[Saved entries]

☆ ☆ ☆ ☆ ☆

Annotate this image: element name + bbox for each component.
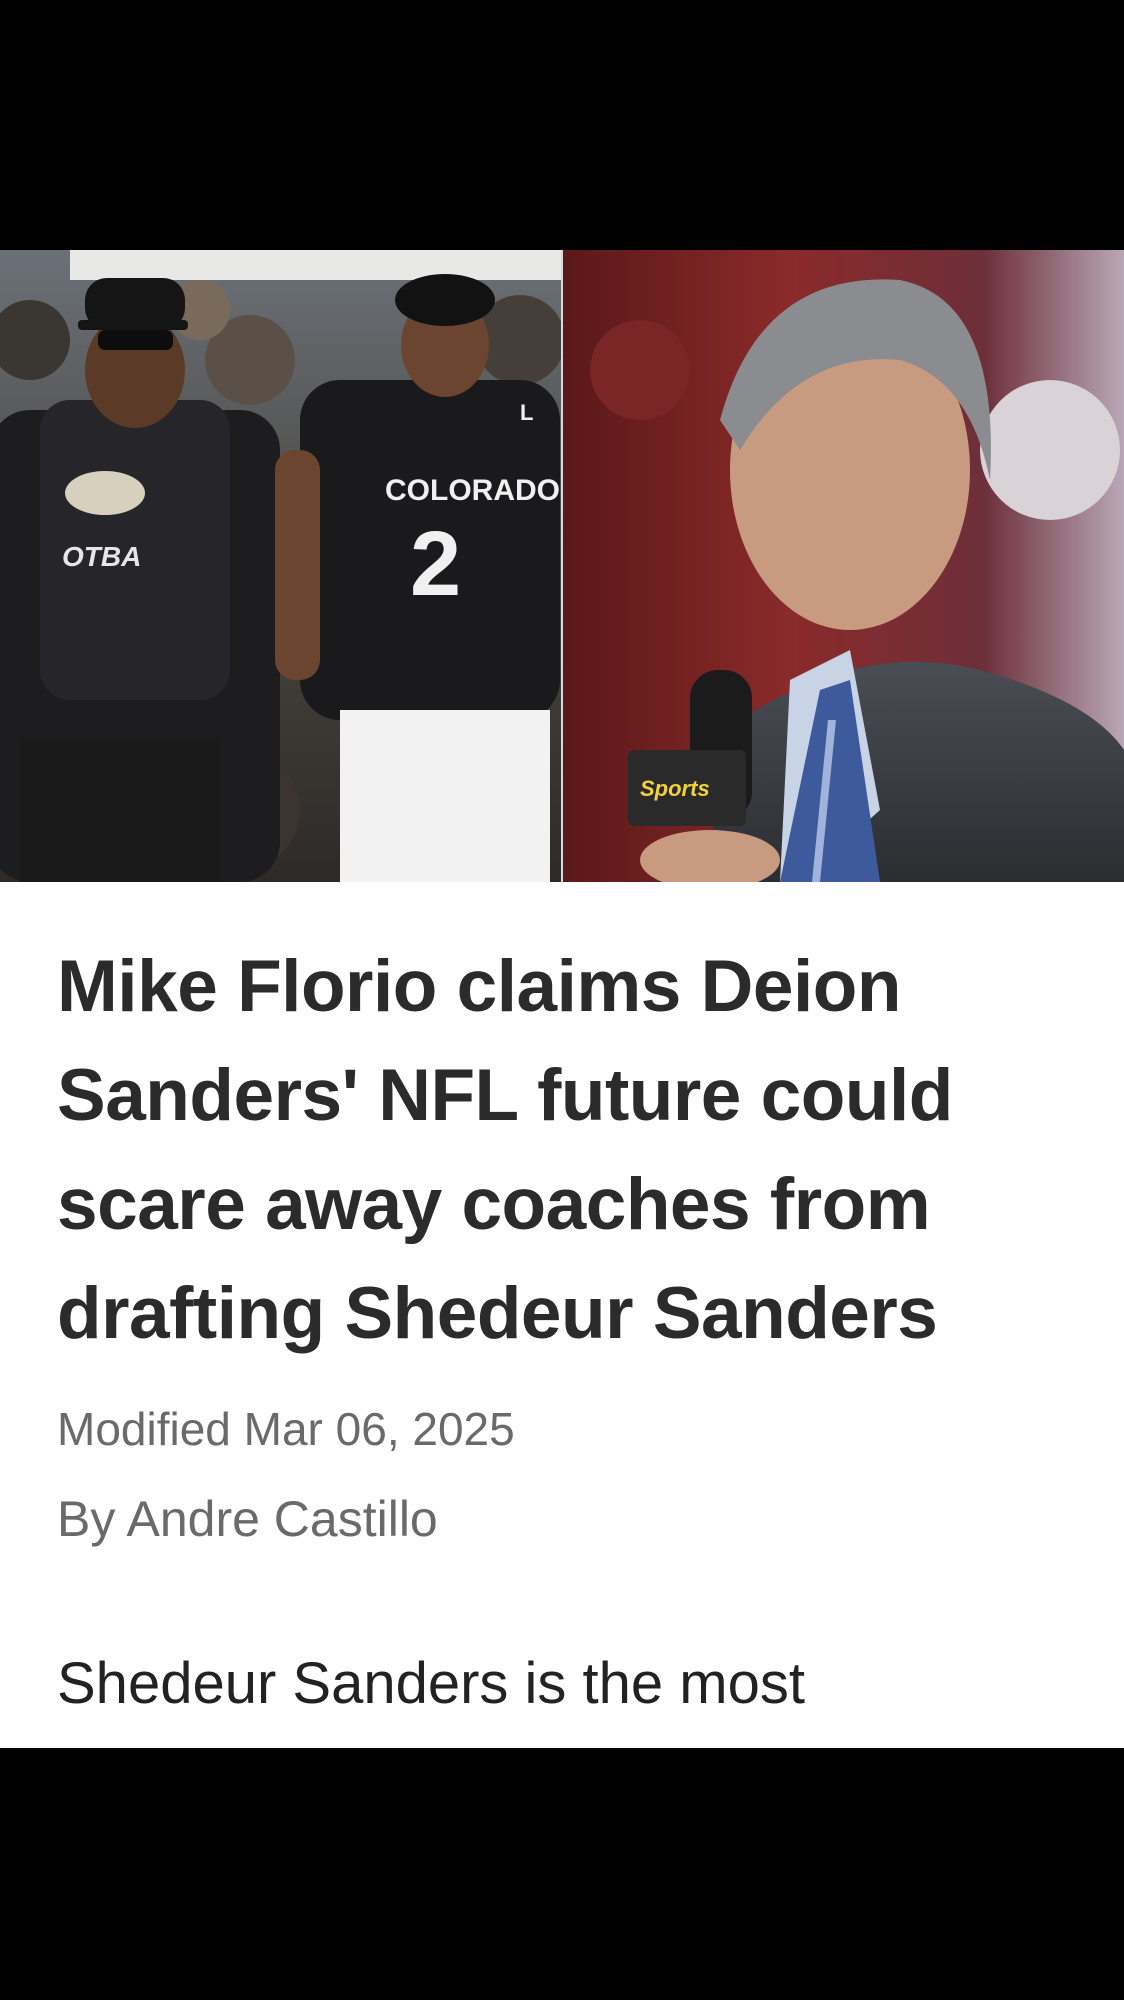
left-photo-panel: OTBA COLORADO 2 L [0,250,565,882]
hoodie-text: OTBA [62,541,141,572]
author-byline[interactable]: By Andre Castillo [57,1490,438,1548]
hero-image: OTBA COLORADO 2 L Sports [0,250,1124,882]
right-photo-panel: Sports [563,250,1124,882]
article-card: Mike Florio claims Deion Sanders' NFL fu… [0,882,1124,1748]
mic-flag-text: Sports [640,776,710,801]
jersey-number: 2 [410,513,461,615]
modified-date: Modified Mar 06, 2025 [57,1403,515,1455]
article-headline: Mike Florio claims Deion Sanders' NFL fu… [57,946,953,1354]
bottom-letterbox [0,1748,1124,2000]
top-letterbox [0,0,1124,250]
jersey-text: COLORADO [385,474,560,507]
sleeve-letter: L [520,400,533,425]
article-body: Shedeur Sanders is the most [57,1651,805,1716]
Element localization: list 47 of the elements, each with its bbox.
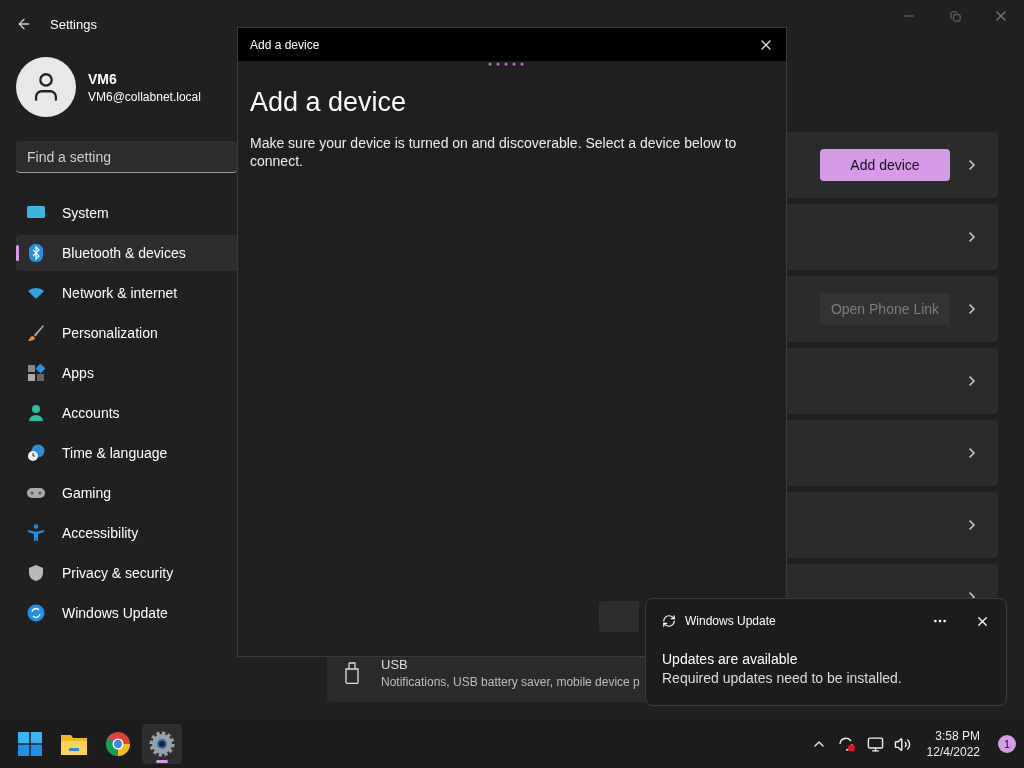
nav-item[interactable]: Apps [16, 355, 246, 391]
card-title: USB [381, 657, 409, 672]
volume-icon[interactable] [893, 735, 911, 753]
person-icon [27, 404, 45, 422]
nav-item[interactable]: Accessibility [16, 515, 246, 551]
window-title: Settings [50, 16, 97, 32]
bluetooth-icon [27, 244, 45, 262]
card-description: Notifications, USB battery saver, mobile device p [381, 675, 640, 689]
usb-icon [345, 662, 359, 684]
user-email: VM6@collabnet.local [88, 89, 201, 104]
nav-item[interactable]: Privacy & security [16, 555, 246, 591]
toast-app-name: Windows Update [685, 614, 777, 628]
nav-item[interactable]: Accounts [16, 395, 246, 431]
nav-item[interactable]: Personalization [16, 315, 246, 351]
action-button[interactable]: Add device [820, 149, 950, 181]
folder-icon [61, 733, 87, 755]
user-name: VM6 [88, 70, 118, 87]
windows-logo-icon [18, 732, 42, 756]
gear-icon [149, 731, 175, 757]
sync-alert-icon[interactable] [836, 735, 857, 753]
dialog-text: Make sure your device is turned on and discoverable. Select a device below to connect. [250, 134, 738, 170]
brush-icon [27, 324, 45, 342]
clock-date[interactable]: 12/4/2022 [926, 744, 980, 760]
toast-body: Required updates need to be installed. [662, 670, 903, 686]
accessibility-icon [27, 524, 45, 542]
avatar [16, 57, 76, 117]
browser-icon [106, 732, 130, 756]
apps-icon [27, 364, 45, 382]
toast-title: Updates are available [662, 651, 799, 667]
dialog-heading: Add a device [250, 87, 408, 118]
shield-icon [27, 564, 45, 582]
nav-item[interactable]: Gaming [16, 475, 246, 511]
nav-item[interactable]: System [16, 195, 246, 231]
nav-item[interactable]: Network & internet [16, 275, 246, 311]
progress-dots-icon [486, 61, 526, 67]
taskbar-app[interactable] [142, 724, 182, 764]
monitor-icon[interactable] [866, 735, 884, 753]
clock-time[interactable]: 3:58 PM [935, 728, 980, 744]
search-field[interactable]: Find a setting [16, 141, 237, 173]
dialog-title: Add a device [250, 37, 320, 52]
sync-icon [662, 614, 676, 628]
notification-count[interactable]: 1 [998, 735, 1016, 753]
nav-item[interactable]: Time & language [16, 435, 246, 471]
globe-clock-icon [27, 444, 45, 462]
restore-icon[interactable] [949, 10, 961, 22]
nav-item[interactable]: Windows Update [16, 595, 246, 631]
update-icon [27, 604, 45, 622]
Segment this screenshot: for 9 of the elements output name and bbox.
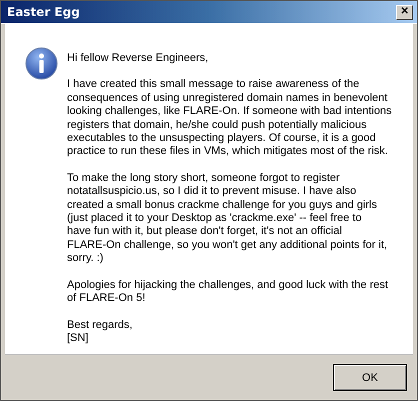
ok-button[interactable]: OK [333,364,407,391]
message-paragraph: I have created this small message to raise awareness of the consequences of using unregistered domain names in benevolent looking challenges, like FLARE-On. If someone with bad intentions registers that domain, he/she could push potentially malicious executables to the unsuspecting players. Of course, it is a good practice to run these files in VMs, which mitigates most of the risk. [67,78,392,159]
close-button[interactable]: ✕ [396,4,413,20]
info-icon [25,47,58,80]
message-paragraph: Hi fellow Reverse Engineers, [67,52,210,66]
message-paragraph: To make the long story short, someone forgot to register notatallsuspicio.us, so I did it to prevent misuse. I have also created a small bonus crackme challenge for you guys and girls (just placed it to your Desktop as 'crackme.exe' -- feel free to have fun with it, but please don't forget, it's not an official FLARE-On challenge, so you won't get any additional points for it, sorry. :) [67,172,388,266]
window-title: Easter Egg [7,5,80,19]
message-paragraph: Best regards, [SN] [67,318,134,346]
message-paragraph: Apologies for hijacking the challenges, and good luck with the rest of FLARE-On 5! [67,278,390,306]
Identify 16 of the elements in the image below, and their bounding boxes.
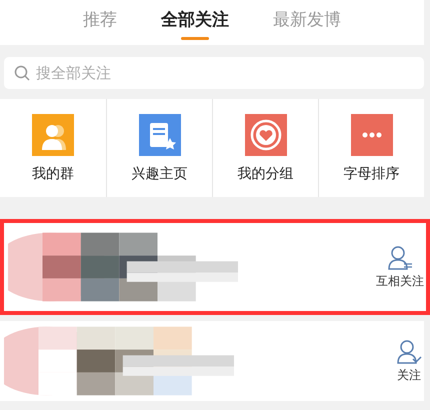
- shortcut-item[interactable]: 我的群: [0, 99, 106, 197]
- search-icon: [14, 65, 30, 81]
- follow-status-button[interactable]: 关注: [394, 338, 424, 384]
- more-icon: [350, 113, 392, 157]
- group-icon: [32, 113, 74, 157]
- user-row[interactable]: 互相关注: [4, 223, 426, 311]
- interest-icon: [138, 113, 180, 157]
- shortcut-item[interactable]: 我的分组: [212, 99, 318, 197]
- mutual-follow-button[interactable]: 互相关注: [374, 244, 426, 290]
- shortcut-item[interactable]: 兴趣主页: [106, 99, 212, 197]
- tab[interactable]: 全部关注: [161, 0, 229, 45]
- search-field[interactable]: 搜全部关注: [4, 57, 424, 89]
- person-icon: [396, 338, 422, 364]
- user-row[interactable]: 关注: [0, 321, 424, 401]
- shortcut-item[interactable]: 字母排序: [318, 99, 424, 197]
- person-icon: [387, 244, 413, 270]
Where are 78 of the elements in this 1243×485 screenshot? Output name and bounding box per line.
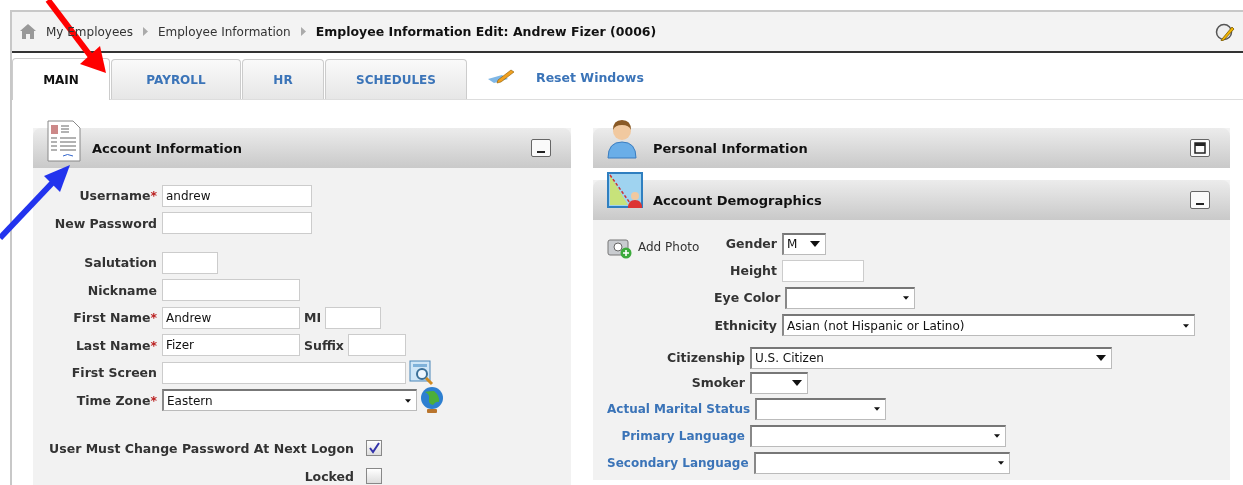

☆ ☆ ☆ ☆ ☆

Goal: Turn every line of the entries above into a Markdown table with the columns "No." and "Entry text," one numbered row per line. Skip blank lines and leave out the pictures.

Task result:
| No. | Entry text |
|---|---|
| 1 | Annotate this image: element name + bbox for each component. |
| 2 | left-photo-panel: OTBA COLORADO 2 L [0,250,565,882] |
| 3 | hoodie-text: OTBA [62,541,141,572] |
| 4 | author-byline[interactable]: By Andre Castillo [57,1490,438,1548] |
| 5 | hero-image: OTBA COLORADO 2 L Sports [0,250,1124,882] |
| 6 | right-photo-panel: Sports [563,250,1124,882] |
| 7 | article-card: Mike Florio claims Deion Sanders' NFL fu… [0,882,1124,1748] |
| 8 | mic-flag-text: Sports [640,776,710,801] |
| 9 | jersey-number: 2 [410,513,461,615] |
| 10 | modified-date: Modified Mar 06, 2025 [57,1403,515,1455] |
| 11 | article-headline: Mike Florio claims Deion Sanders' NFL fu… [57,946,953,1354] |
| 12 | bottom-letterbox [0,1748,1124,2000] |
| 13 | top-letterbox [0,0,1124,250] |
| 14 | jersey-text: COLORADO [385,474,560,507] |
| 15 | sleeve-letter: L [520,400,533,425] |
| 16 | article-body: Shedeur Sanders is the most [57,1651,805,1716] |
| 17 | Element localization: list 47 of the elements, each with its bbox. |
| 18 | nav-item[interactable]: Apps [16, 355, 246, 391] |
| 19 | card-title: USB [381, 657, 409, 672] |
| 20 | volume-icon[interactable] [893, 735, 911, 753] |
| 21 | person-icon [27, 404, 45, 422] |
| 22 | nav-item[interactable]: Accessibility [16, 515, 246, 551] |
| 23 | window-title: Settings [50, 16, 97, 32] |
| 24 | bluetooth-icon [27, 244, 45, 262] |
| 25 | card-description: Notifications, USB battery saver, mobile device p [381, 675, 640, 689] |
| 26 | usb-icon [345, 662, 359, 684] |
| 27 | user-email: VM6@collabnet.local [88, 89, 201, 104] |
| 28 | nav-item[interactable]: Privacy & security [16, 555, 246, 591] |
| 29 | toast-app-name: Windows Update [685, 614, 777, 628] |
| 30 | nav-item[interactable]: Accounts [16, 395, 246, 431] |
| 31 | nav-item[interactable]: Personalization [16, 315, 246, 351] |
| 32 | action-button[interactable]: Add device [820, 149, 950, 181] |
| 33 | folder-icon [61, 733, 87, 755] |
| 34 | user-name: VM6 [88, 70, 118, 87] |
| 35 | windows-logo-icon [18, 732, 42, 756] |
| 36 | gear-icon [149, 731, 175, 757] |
| 37 | sync-alert-icon[interactable] [836, 735, 857, 753] |
| 38 | dialog-text: Make sure your device is turned on and discoverable. Select a device below to connect. [250, 134, 738, 170] |
| 39 | brush-icon [27, 324, 45, 342] |
| 40 | clock-date[interactable]: 12/4/2022 [926, 744, 980, 760] |
| 41 | toast-body: Required updates need to be installed. [662, 670, 903, 686] |
| 42 | accessibility-icon [27, 524, 45, 542] |
| 43 | avatar [16, 57, 76, 117] |
| 44 | browser-icon [106, 732, 130, 756] |
| 45 | apps-icon [27, 364, 45, 382] |
| 46 | toast-title: Updates are available [662, 651, 799, 667] |
| 47 | dialog-heading: Add a device [250, 87, 408, 118] |
| 48 | shield-icon [27, 564, 45, 582] |
| 49 | nav-item[interactable]: Gaming [16, 475, 246, 511] |
| 50 | nav-item[interactable]: System [16, 195, 246, 231] |
| 51 | nav-item[interactable]: Network & internet [16, 275, 246, 311] |
| 52 | progress-dots-icon [486, 61, 526, 67] |
| 53 | taskbar-app[interactable] [142, 724, 182, 764] |
| 54 | monitor-icon[interactable] [866, 735, 884, 753] |
| 55 | clock-time[interactable]: 3:58 PM [935, 728, 980, 744] |
| 56 | search-field[interactable]: Find a setting [16, 141, 237, 173] |
| 57 | dialog-title: Add a device [250, 37, 320, 52] |
| 58 | sync-icon [662, 614, 676, 628] |
| 59 | notification-count[interactable]: 1 [998, 735, 1016, 753] |
| 60 | nav-item[interactable]: Time & language [16, 435, 246, 471] |
| 61 | globe-clock-icon [27, 444, 45, 462] |
| 62 | restore-icon[interactable] [949, 10, 961, 22] |
| 63 | nav-item[interactable]: Windows Update [16, 595, 246, 631] |
| 64 | update-icon [27, 604, 45, 622] |
| 65 | Segment this screenshot: for 9 of the elements output name and bbox. |
| 66 | ok-button[interactable]: OK [333,364,407,391] |
| 67 | message-paragraph: I have created this small message to raise awareness of the consequences of using unregistered domain names in benevolent looking challenges, like FLARE-On. If someone with bad intentions registers that domain, he/she could push potentially malicious executables to the unsuspecting players. Of course, it is a good practice to run these files in VMs, which mitigates most of the risk. [67,78,392,159] |
| 68 | close-button[interactable]: ✕ [396,4,413,20] |
| 69 | info-icon [25,47,58,80] |
| 70 | message-paragraph: Hi fellow Reverse Engineers, [67,52,210,66] |
| 71 | message-paragraph: To make the long story short, someone forgot to register notatallsuspicio.us, so I did it to prevent misuse. I have also created a small bonus crackme challenge for you guys and girls (just placed it to your Desktop as 'crackme.exe' -- feel free to have fun with it, but please don't forget, it's not an official FLARE-On challenge, so you won't get any additional points for it, sorry. :) [67,172,388,266] |
| 72 | window-title: Easter Egg [7,5,80,19] |
| 73 | message-paragraph: Best regards, [SN] [67,318,134,346] |
| 74 | message-paragraph: Apologies for hijacking the challenges, and good luck with the rest of FLARE-On 5! [67,278,390,306] |
| 75 | Identify 16 of the elements in the image below, and their bounding boxes. |
| 76 | - shortcut-item[interactable]: 我的群: [0, 99, 106, 197] |
| 77 | - search-icon: [14, 65, 30, 81] |
| 78 | - follow-status-button[interactable]: 关注: [394, 338, 424, 384] |
| 79 | - more-icon: [350, 113, 392, 157] |
| 80 | - group-icon: [32, 113, 74, 157] |
| 81 | - user-row[interactable]: 互相关注: [4, 223, 426, 311] |
| 82 | - interest-icon: [138, 113, 180, 157] |
| 83 | - shortcut-item[interactable]: 我的分组: [212, 99, 318, 197] |
| 84 | - mutual-follow-button[interactable]: 互相关注: [374, 244, 426, 290] |
| 85 | - shortcut-item[interactable]: 兴趣主页: [106, 99, 212, 197] |
| 86 | - tab[interactable]: 全部关注: [161, 0, 229, 45] |
| 87 | - search-field[interactable]: 搜全部关注: [4, 57, 424, 89] |
| 88 | - person-icon: [396, 338, 422, 364] |
| 89 | - user-row[interactable]: 关注: [0, 321, 424, 401] |
| 90 | - shortcut-item[interactable]: 字母排序: [318, 99, 424, 197] |
| 91 | - person-icon: [387, 244, 413, 270] |
| 92 | Where are 78 of the elements in this 1243×485 screenshot? Output name and bounding box per line. |